Exercise directions:
Write out every line below that includes the word "GeneralHealth".

[Data entries for graphics]
☆ ☆ ☆ ☆

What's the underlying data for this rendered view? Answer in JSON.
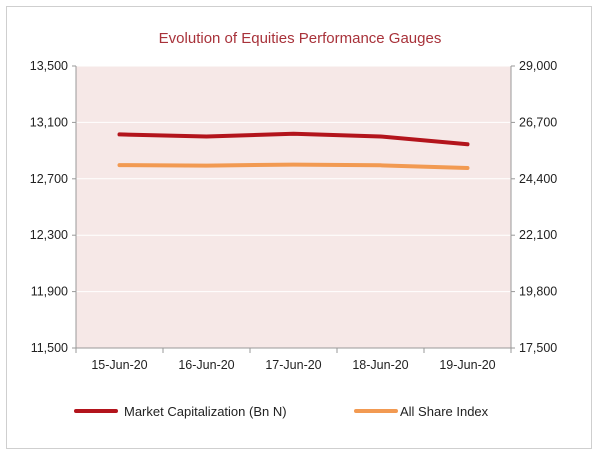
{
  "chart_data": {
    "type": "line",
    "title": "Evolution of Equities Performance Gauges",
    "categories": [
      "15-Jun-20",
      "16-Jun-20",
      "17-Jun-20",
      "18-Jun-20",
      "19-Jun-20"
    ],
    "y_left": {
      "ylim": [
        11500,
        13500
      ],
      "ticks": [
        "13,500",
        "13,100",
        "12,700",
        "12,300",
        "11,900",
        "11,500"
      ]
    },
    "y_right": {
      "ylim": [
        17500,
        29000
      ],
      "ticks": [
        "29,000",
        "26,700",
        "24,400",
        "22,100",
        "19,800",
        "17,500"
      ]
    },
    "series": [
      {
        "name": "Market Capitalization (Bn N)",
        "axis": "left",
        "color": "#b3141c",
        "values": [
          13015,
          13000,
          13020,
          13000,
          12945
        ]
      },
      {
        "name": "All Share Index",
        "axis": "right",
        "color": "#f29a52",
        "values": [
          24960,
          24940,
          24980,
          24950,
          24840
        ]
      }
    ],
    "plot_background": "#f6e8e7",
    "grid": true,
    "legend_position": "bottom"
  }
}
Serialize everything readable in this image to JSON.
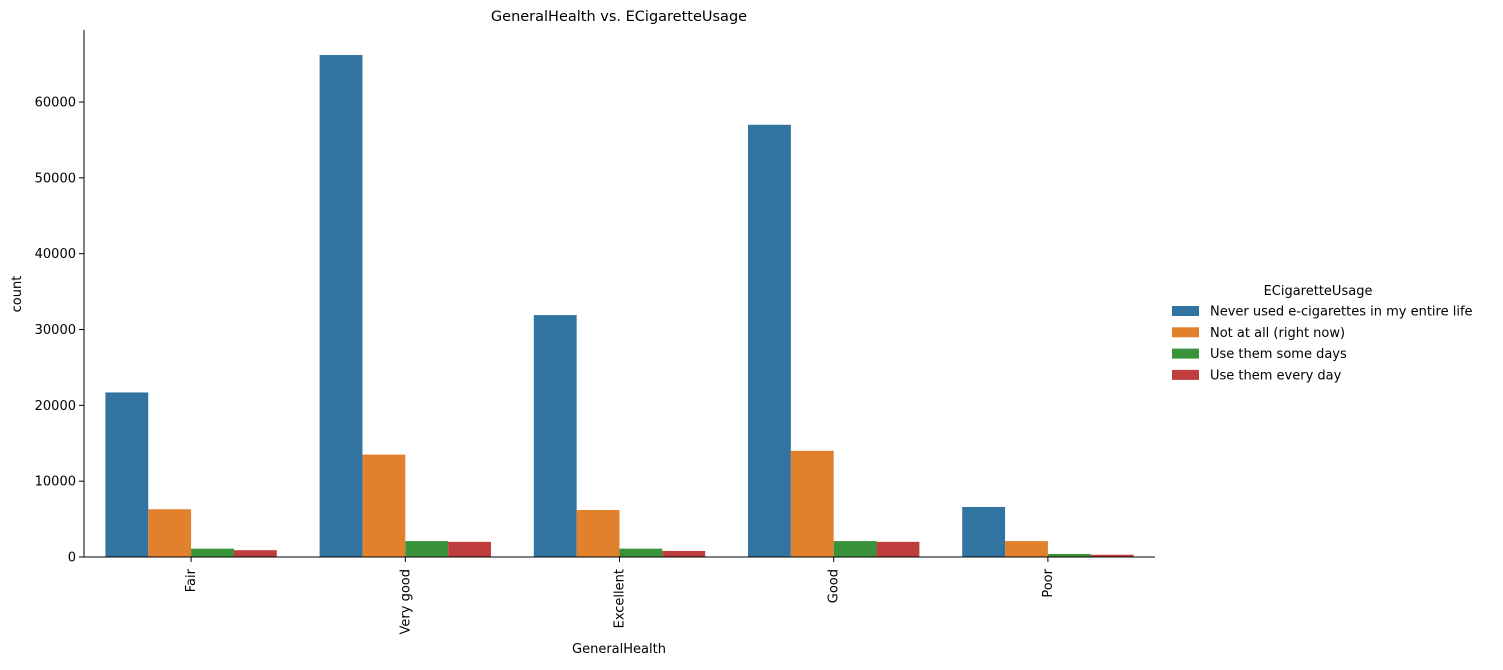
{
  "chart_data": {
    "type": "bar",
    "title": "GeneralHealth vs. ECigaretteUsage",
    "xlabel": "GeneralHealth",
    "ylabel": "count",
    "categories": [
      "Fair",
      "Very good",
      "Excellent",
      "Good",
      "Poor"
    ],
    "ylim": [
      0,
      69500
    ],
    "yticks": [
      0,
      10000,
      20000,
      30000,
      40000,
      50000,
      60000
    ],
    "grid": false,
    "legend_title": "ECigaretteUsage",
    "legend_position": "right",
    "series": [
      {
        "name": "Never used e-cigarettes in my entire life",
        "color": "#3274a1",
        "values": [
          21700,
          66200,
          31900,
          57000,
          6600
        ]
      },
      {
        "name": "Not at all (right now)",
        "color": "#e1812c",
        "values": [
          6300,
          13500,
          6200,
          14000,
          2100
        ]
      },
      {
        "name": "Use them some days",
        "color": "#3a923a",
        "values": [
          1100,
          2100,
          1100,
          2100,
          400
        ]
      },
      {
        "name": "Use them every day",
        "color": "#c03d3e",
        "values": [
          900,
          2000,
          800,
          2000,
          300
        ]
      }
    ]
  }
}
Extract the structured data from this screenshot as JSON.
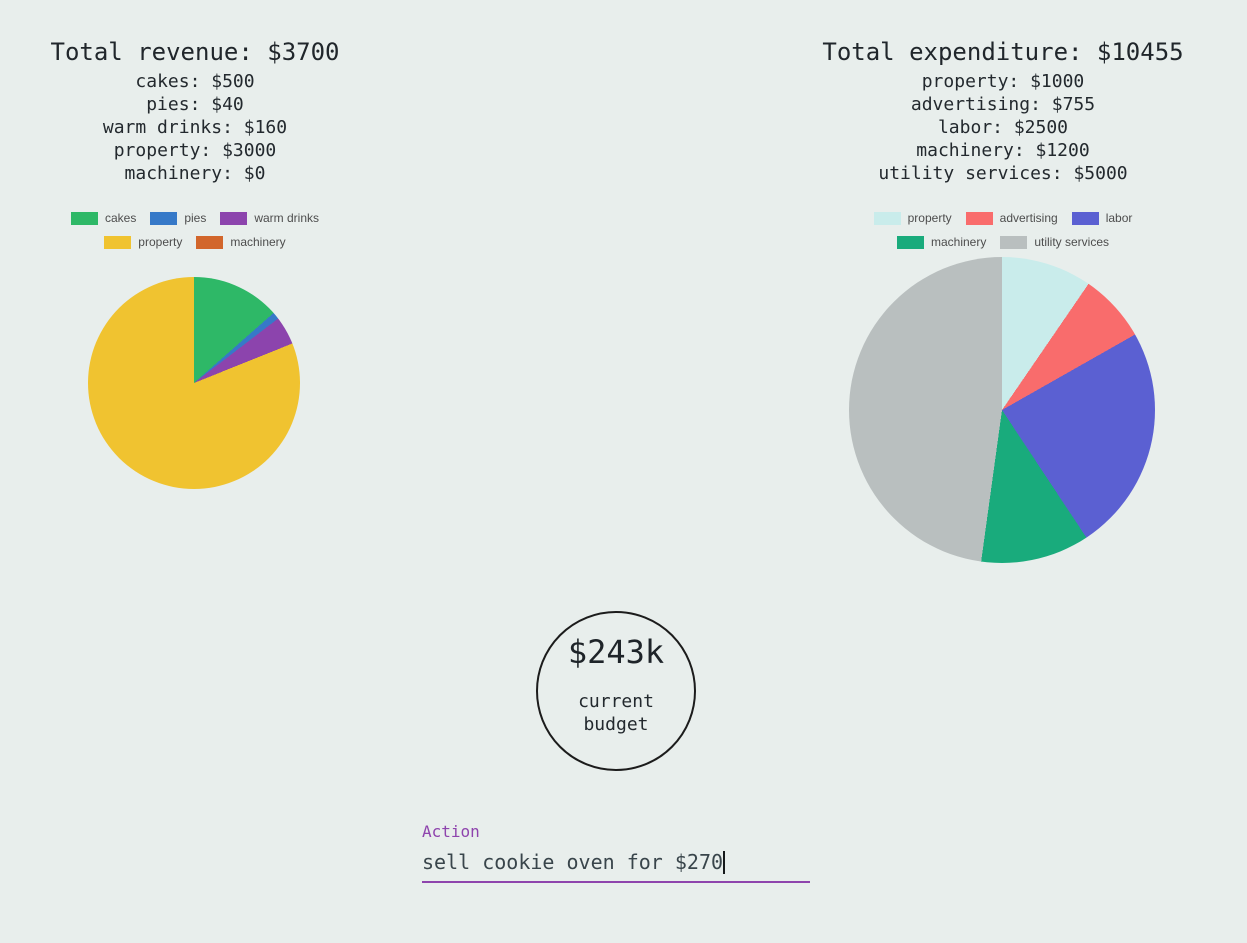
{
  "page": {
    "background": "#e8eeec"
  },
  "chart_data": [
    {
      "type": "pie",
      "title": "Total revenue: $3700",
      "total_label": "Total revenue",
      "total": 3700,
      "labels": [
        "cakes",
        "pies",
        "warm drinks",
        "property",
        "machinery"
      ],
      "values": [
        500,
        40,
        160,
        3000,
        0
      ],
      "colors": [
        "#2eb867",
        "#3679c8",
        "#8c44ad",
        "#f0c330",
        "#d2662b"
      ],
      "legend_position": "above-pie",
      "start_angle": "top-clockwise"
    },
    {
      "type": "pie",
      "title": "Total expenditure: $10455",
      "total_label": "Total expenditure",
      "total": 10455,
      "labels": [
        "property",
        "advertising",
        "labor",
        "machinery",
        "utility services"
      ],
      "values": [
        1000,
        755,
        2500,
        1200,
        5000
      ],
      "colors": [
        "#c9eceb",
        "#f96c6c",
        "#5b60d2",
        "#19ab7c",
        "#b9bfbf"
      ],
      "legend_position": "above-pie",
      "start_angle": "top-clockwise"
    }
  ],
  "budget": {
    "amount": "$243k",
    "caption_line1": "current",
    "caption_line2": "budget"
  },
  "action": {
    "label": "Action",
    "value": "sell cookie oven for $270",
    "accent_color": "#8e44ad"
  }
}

☆ ☆ ☆ ☆

Task solution:
    "title": "GeneralHealth vs. ECigaretteUsage",
    "xlabel": "GeneralHealth",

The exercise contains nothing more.